___ ページ抜粋 ___
長年漢方相談をしていると、様々な生活パターンがあることを知ります。定期的に日勤、夜勤が入れ替わる方、日によってばらばらな方もおります。これは仕事上、仕方のない事ですが、極一部で日中の仕事なのに3時間ほどしか睡眠をとっていない方がおります。この生活を30年以上続けているため、そう簡単には改善できないと言います。
漢方の世界での睡眠は、「陰血」を補充する時間だと考えます。全身の細胞へ栄養を届けるために、「腎」の働きにより必要量の「陰血」がつくられて、「肝」へ貯蔵されます。朝にはMAXまで貯えられた「陰血」が「気」を伴って全身をめぐることで私達は元気に働けるのです。(「陰血」は脾胃からもつくられる)
では、睡眠時間の少ない方の場合、どのようなことが起きているか想像してみましょう。
夜中の2時に睡眠に入り、日中に摂取した栄養を「陰血」へと変えていく訳ですが、3時間後の朝5時に目が覚めたら、一般的な睡眠をとっている方からすると「蔵血」が半分も進んでいないことになります。では、体力である「陰血」が途絶えてしまったらどうなるのでしょうか。
ここでイメージしやすいようにスマホの充電で例えてみます。スマホを人体、充電時間を睡眠とします。現在の充電速度は速いと思いますが、仮に8時間かかるとしましょう。しかし、3時間ほどで充電をやめてしまったら、お昼過ぎた頃には電源が落ちてしまいます。
___ 元データ ___
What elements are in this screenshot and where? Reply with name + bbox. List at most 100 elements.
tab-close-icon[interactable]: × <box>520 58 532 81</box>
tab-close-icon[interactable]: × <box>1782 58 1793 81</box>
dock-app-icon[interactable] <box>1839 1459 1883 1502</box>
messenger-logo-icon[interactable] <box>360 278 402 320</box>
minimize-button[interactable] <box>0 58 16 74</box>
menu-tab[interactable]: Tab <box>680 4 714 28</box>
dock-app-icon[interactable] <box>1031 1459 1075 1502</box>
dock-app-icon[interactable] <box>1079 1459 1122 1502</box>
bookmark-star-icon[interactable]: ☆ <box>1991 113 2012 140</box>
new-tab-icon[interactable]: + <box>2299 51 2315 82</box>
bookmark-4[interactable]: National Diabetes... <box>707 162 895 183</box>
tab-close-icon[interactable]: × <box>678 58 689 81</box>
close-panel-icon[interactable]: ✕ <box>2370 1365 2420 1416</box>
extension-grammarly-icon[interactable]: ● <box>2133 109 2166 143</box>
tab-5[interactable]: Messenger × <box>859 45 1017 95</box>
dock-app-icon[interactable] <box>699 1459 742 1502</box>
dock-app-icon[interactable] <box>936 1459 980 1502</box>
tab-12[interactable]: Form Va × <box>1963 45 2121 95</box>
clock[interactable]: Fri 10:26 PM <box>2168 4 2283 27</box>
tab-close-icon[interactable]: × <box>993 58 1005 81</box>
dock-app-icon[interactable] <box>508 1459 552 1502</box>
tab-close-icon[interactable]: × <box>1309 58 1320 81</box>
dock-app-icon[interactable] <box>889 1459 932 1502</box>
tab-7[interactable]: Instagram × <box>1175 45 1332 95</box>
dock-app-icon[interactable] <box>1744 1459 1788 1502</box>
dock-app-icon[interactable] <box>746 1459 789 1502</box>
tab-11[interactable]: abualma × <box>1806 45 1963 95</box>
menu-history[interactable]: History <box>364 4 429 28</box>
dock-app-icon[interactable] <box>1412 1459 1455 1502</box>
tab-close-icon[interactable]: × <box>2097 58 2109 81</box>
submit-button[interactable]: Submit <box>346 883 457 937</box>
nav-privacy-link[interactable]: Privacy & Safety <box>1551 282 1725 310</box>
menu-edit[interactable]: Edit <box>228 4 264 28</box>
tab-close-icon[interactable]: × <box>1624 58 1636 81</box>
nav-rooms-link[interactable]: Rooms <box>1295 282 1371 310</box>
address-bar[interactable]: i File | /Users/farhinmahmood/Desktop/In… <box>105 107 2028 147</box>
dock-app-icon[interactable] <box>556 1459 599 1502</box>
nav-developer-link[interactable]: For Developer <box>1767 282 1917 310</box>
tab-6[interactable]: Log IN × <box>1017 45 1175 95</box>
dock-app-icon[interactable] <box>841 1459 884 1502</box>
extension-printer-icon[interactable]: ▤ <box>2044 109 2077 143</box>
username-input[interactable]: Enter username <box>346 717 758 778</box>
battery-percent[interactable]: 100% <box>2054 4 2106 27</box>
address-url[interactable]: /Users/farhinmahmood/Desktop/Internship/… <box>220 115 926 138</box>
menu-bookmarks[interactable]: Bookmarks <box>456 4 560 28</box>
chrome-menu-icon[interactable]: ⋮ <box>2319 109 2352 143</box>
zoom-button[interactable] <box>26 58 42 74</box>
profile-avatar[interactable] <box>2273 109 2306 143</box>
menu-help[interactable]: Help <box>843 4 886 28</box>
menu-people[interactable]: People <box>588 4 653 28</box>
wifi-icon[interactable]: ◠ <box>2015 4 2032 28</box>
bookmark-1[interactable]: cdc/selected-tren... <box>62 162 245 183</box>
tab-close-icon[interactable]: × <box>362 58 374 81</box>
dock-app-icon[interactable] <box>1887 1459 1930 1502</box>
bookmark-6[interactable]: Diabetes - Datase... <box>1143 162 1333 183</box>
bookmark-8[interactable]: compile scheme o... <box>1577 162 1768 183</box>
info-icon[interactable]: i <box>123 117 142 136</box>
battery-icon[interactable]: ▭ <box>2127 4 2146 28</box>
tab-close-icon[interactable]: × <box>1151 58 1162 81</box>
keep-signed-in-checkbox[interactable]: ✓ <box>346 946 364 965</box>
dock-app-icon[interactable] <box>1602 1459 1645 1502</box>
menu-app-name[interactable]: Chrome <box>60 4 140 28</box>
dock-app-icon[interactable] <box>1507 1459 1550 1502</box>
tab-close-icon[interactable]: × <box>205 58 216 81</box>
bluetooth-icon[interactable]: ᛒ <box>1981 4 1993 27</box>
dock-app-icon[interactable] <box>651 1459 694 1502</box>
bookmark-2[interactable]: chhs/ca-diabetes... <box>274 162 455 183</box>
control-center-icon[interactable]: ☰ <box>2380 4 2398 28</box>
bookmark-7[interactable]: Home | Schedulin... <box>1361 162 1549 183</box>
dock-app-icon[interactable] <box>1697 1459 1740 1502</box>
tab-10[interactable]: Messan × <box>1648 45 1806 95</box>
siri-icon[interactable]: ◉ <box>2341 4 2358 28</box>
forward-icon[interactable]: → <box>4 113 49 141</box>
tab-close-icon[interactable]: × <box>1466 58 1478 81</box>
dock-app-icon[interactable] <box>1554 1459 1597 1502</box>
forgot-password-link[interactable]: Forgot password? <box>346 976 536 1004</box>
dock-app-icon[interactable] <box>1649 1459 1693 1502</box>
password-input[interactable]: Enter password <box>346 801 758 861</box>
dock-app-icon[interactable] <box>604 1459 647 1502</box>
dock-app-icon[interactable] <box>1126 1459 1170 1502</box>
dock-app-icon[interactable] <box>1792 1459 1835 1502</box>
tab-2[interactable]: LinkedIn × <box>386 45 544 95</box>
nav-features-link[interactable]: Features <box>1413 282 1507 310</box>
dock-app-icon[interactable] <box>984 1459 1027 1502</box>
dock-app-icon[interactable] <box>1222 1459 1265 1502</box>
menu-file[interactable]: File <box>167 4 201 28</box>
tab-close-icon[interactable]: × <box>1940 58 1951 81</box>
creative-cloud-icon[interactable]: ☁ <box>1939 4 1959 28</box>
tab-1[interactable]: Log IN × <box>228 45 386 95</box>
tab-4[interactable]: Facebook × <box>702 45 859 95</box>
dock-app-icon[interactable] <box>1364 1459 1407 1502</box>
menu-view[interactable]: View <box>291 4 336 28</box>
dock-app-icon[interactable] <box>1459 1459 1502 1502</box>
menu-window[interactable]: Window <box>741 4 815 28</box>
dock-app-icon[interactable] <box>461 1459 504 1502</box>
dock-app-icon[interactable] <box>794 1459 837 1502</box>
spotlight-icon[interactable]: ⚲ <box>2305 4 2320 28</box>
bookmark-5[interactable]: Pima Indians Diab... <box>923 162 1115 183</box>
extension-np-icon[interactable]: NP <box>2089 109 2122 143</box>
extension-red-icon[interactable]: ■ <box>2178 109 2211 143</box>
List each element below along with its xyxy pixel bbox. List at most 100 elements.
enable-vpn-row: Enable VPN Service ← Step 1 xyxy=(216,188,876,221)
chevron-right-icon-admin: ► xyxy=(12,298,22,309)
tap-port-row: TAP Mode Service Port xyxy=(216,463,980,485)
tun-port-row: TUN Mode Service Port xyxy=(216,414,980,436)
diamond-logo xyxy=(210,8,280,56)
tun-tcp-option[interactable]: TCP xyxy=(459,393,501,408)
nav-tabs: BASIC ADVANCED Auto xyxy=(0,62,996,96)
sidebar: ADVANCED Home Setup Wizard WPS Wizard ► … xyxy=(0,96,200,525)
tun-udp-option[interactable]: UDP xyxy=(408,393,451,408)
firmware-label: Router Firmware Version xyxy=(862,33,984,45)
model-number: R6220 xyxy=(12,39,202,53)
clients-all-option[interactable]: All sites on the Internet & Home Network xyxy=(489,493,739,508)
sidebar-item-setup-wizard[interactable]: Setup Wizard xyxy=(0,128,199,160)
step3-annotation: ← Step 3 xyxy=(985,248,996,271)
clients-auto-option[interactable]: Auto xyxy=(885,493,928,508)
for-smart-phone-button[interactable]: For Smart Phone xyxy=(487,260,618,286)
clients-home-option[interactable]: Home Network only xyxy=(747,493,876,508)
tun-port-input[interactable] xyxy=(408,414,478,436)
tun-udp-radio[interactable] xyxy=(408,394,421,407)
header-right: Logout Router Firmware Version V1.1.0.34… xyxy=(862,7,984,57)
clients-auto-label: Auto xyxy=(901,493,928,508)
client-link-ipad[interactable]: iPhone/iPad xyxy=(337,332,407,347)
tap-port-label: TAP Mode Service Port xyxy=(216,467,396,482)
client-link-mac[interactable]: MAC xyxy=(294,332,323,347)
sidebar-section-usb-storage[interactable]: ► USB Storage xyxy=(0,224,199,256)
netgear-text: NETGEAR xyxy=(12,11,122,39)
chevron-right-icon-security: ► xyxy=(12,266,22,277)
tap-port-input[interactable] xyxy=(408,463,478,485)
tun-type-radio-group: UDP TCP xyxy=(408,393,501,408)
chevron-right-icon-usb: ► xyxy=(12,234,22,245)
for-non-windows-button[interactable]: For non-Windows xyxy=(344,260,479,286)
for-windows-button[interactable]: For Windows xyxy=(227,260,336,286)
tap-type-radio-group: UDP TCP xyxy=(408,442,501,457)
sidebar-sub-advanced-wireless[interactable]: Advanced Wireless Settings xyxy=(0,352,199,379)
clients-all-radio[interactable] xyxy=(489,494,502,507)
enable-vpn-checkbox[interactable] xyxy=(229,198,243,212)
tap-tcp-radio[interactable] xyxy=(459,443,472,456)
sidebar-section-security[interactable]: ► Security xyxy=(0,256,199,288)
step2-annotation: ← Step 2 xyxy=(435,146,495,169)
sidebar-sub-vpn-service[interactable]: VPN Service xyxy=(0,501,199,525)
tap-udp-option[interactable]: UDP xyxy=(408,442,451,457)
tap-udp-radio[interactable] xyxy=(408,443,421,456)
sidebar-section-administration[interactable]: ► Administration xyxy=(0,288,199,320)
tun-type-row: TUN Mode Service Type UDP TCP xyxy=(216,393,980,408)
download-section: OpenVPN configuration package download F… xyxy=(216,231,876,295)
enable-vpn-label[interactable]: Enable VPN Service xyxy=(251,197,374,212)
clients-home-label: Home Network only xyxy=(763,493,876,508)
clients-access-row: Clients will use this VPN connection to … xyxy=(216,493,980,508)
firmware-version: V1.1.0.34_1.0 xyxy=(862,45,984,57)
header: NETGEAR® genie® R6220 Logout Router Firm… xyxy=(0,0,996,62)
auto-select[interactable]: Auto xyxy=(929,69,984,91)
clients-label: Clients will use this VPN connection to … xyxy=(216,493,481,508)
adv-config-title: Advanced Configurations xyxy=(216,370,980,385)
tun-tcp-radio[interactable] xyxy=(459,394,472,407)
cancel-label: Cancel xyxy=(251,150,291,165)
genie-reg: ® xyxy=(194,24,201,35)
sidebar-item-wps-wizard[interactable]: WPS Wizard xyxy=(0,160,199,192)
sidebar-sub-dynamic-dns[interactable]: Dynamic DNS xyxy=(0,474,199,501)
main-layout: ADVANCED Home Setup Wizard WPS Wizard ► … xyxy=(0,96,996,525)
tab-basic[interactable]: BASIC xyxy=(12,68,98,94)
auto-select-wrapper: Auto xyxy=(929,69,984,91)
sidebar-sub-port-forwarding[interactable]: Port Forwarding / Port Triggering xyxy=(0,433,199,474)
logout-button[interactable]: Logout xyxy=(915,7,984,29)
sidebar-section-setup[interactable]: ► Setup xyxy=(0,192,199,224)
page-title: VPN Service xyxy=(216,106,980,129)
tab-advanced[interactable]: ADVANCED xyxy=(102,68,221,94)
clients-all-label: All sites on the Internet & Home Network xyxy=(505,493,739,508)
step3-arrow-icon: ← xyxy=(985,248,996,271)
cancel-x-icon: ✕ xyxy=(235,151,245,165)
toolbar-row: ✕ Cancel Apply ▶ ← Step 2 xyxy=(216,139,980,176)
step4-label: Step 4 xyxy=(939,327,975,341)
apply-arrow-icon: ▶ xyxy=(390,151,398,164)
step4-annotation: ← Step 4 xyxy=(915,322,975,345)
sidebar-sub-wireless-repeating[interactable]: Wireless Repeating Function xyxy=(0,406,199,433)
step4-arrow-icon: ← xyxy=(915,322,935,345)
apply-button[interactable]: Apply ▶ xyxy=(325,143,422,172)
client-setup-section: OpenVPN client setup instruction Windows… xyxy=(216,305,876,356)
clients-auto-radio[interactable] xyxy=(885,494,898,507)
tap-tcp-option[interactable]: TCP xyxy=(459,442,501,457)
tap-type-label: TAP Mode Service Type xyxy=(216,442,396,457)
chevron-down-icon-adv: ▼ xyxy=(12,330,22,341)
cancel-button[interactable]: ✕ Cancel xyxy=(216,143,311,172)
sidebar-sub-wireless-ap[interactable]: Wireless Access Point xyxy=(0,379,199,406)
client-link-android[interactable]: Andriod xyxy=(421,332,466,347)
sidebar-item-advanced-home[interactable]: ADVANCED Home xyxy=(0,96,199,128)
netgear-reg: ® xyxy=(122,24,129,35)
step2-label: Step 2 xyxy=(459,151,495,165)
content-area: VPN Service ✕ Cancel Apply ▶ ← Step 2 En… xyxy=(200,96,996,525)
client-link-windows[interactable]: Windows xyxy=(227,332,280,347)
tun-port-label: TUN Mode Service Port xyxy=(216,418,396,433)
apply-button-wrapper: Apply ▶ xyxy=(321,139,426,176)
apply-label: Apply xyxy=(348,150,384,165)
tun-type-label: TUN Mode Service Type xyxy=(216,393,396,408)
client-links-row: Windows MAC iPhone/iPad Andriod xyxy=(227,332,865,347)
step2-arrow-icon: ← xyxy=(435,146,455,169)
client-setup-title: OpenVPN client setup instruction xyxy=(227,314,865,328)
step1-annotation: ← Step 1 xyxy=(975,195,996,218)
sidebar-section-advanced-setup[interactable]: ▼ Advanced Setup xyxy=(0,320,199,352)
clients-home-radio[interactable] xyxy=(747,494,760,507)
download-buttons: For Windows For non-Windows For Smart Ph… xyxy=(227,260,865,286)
___
作業依頼 – ページ抜粋によると、漢方の世界では睡眠は何をする時間だと考えられていますか。 上の行はここでは使いません。

解答 – 「陰血」を補充する時間です。